## TASK STATEMENT
Extract and list every line that contains the word "JSON".

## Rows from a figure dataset
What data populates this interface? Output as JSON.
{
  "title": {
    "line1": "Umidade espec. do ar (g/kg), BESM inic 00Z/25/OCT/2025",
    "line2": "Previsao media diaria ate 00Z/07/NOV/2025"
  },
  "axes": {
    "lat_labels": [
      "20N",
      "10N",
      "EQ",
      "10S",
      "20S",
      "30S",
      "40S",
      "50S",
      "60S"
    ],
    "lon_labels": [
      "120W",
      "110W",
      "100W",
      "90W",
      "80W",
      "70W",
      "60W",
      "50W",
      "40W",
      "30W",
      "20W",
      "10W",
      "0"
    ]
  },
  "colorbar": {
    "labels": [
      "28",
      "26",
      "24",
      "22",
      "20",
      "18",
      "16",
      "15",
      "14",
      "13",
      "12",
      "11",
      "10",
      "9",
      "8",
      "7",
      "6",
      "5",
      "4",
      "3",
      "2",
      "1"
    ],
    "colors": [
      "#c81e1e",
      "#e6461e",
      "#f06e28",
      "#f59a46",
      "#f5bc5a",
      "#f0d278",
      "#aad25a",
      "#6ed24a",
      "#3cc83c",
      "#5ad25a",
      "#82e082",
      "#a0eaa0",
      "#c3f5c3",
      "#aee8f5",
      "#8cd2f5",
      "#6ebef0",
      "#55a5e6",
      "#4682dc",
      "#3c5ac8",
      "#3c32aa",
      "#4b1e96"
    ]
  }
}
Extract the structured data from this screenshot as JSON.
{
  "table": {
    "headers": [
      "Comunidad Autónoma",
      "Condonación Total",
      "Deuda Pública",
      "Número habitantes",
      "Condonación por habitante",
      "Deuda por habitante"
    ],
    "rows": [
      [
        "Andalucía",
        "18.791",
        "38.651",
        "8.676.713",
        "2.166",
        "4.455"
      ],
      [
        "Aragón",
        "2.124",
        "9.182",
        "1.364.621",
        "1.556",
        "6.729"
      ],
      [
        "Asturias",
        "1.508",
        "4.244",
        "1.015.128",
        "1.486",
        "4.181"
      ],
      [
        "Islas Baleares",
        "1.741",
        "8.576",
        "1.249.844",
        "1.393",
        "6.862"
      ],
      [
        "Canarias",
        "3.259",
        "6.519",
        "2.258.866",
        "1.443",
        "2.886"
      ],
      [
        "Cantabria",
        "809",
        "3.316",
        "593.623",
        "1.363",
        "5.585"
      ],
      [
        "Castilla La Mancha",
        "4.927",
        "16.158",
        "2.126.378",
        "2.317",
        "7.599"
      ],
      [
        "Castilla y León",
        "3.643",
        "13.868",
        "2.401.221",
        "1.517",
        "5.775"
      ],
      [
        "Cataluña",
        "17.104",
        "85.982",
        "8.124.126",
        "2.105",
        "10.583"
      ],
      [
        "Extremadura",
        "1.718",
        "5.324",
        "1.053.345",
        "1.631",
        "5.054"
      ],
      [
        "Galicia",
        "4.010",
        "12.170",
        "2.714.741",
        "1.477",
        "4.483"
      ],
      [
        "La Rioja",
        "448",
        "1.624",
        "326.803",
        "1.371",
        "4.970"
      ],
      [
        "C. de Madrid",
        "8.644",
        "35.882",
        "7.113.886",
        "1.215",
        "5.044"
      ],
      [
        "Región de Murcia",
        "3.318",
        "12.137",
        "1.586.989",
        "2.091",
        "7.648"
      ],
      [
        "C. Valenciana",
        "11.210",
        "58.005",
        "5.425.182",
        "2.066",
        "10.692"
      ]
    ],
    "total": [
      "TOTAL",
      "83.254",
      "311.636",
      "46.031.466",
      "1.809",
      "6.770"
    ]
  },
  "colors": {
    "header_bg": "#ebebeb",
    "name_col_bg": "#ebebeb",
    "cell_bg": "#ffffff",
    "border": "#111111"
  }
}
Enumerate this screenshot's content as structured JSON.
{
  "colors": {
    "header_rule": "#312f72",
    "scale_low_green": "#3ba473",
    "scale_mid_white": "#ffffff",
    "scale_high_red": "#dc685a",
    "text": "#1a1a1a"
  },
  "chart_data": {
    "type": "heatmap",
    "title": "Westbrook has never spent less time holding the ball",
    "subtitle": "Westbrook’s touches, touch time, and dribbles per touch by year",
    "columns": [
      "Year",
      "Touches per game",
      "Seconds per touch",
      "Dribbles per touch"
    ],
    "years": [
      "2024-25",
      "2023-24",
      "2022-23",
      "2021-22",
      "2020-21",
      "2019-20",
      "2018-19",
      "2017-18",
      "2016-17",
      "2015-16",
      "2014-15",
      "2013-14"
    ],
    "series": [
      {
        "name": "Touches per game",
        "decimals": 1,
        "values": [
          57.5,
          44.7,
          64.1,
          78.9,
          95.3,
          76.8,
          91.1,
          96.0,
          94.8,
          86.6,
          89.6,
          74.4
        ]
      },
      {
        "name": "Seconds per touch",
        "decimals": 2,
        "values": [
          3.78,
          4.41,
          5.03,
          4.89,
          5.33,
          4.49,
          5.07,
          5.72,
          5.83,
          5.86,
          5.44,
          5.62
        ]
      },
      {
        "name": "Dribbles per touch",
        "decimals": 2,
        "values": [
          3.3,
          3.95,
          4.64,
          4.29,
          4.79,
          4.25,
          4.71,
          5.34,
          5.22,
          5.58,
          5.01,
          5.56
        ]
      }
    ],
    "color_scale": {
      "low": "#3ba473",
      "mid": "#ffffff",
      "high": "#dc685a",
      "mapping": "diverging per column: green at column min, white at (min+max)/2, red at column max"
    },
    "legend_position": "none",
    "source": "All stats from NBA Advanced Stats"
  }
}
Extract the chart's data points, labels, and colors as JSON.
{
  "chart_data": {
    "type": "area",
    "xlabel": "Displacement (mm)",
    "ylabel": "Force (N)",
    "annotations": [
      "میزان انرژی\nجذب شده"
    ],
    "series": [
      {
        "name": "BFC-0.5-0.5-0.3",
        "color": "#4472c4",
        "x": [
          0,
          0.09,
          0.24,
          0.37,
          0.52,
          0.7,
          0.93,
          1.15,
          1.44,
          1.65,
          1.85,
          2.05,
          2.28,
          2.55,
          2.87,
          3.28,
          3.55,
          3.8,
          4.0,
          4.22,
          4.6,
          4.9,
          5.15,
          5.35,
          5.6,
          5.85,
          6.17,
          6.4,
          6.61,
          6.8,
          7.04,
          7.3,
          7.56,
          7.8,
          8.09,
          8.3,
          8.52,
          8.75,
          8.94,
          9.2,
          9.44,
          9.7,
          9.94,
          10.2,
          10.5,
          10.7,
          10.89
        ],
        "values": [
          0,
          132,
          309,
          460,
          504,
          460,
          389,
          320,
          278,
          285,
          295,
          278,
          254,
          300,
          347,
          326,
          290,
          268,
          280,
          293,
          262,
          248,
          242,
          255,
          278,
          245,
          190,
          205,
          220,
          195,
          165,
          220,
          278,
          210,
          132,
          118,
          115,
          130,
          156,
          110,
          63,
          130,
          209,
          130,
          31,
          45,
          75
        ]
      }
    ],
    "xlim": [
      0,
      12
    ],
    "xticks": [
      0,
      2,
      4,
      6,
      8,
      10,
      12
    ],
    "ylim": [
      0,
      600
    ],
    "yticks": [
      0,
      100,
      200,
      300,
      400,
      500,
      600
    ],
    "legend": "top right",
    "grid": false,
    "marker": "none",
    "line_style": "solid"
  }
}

## SOLUTION TO THIS PROBLEM
What data populates this interface? Output as JSON.
Extract the structured data from this screenshot as JSON.
Enumerate this screenshot's content as structured JSON.
Extract the chart's data points, labels, and colors as JSON.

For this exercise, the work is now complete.